▽

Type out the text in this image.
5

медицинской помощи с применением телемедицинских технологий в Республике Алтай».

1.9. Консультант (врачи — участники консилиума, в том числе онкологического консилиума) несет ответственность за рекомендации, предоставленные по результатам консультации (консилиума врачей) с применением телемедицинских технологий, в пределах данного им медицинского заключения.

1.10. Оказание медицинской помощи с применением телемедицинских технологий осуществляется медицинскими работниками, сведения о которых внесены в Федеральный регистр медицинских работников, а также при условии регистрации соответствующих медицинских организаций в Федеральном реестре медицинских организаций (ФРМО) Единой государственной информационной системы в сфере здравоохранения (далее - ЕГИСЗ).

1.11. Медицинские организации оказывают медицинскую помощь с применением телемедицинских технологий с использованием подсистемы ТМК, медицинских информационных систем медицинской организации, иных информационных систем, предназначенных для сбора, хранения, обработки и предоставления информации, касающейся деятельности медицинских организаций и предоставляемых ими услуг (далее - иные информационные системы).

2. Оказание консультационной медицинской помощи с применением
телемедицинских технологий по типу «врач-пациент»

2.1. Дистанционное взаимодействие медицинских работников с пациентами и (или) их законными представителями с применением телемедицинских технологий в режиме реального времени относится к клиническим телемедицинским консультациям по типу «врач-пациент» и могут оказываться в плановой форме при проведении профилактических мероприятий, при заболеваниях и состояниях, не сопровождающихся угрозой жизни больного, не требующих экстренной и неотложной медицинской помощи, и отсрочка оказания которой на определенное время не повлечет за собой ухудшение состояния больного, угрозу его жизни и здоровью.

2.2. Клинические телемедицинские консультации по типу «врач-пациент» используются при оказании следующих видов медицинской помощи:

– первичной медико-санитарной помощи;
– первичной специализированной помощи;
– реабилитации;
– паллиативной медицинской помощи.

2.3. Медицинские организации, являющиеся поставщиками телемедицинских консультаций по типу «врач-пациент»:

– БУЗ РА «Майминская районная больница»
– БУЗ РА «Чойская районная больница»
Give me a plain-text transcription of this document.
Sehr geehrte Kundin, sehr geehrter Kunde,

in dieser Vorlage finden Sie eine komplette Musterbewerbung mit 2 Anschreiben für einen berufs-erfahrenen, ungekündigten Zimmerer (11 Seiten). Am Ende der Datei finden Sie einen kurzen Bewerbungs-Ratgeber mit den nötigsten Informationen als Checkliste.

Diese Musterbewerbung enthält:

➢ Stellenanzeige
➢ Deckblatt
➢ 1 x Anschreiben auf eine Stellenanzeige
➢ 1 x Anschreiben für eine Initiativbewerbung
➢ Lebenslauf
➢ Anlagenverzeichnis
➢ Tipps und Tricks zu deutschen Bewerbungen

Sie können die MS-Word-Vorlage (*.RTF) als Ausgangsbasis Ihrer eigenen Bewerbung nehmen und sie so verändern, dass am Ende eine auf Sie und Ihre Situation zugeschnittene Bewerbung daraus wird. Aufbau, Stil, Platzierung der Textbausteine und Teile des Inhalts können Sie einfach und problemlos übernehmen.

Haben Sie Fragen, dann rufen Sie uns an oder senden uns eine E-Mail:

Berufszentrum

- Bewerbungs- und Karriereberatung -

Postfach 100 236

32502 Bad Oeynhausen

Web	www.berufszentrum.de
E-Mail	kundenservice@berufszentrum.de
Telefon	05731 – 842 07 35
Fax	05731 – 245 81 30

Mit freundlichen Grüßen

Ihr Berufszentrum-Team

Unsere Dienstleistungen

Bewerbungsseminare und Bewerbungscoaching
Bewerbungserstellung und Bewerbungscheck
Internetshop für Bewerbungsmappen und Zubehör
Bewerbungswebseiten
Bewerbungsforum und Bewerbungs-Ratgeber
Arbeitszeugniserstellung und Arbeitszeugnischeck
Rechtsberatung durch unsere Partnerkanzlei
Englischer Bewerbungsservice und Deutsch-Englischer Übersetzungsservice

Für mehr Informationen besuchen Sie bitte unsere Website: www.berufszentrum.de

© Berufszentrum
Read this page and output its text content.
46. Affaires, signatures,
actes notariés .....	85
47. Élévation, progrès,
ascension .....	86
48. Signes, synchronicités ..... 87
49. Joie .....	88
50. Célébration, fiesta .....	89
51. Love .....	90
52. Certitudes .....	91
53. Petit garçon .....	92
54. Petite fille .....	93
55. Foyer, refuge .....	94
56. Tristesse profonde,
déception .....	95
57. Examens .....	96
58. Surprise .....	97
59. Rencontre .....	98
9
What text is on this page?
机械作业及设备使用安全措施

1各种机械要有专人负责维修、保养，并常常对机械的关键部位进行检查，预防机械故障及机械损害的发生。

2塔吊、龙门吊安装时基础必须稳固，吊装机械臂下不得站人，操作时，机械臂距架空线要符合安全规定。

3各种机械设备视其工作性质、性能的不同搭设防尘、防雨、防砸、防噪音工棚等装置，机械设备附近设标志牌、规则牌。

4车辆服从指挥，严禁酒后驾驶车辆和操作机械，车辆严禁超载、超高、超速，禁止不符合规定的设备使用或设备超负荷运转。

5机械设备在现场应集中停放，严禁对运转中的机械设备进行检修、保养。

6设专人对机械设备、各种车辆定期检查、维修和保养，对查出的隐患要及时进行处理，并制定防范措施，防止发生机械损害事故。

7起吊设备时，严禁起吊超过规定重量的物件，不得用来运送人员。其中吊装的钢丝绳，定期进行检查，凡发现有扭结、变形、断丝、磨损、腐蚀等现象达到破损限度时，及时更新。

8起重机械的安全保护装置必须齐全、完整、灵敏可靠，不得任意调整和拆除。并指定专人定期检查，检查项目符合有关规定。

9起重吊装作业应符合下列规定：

△

**WRITTEN TASK:** Copy, from the material, each line that holds the string "первичной".

**TASK ANSWER:**
– первичной медико-санитарной помощи;
– первичной специализированной помощи;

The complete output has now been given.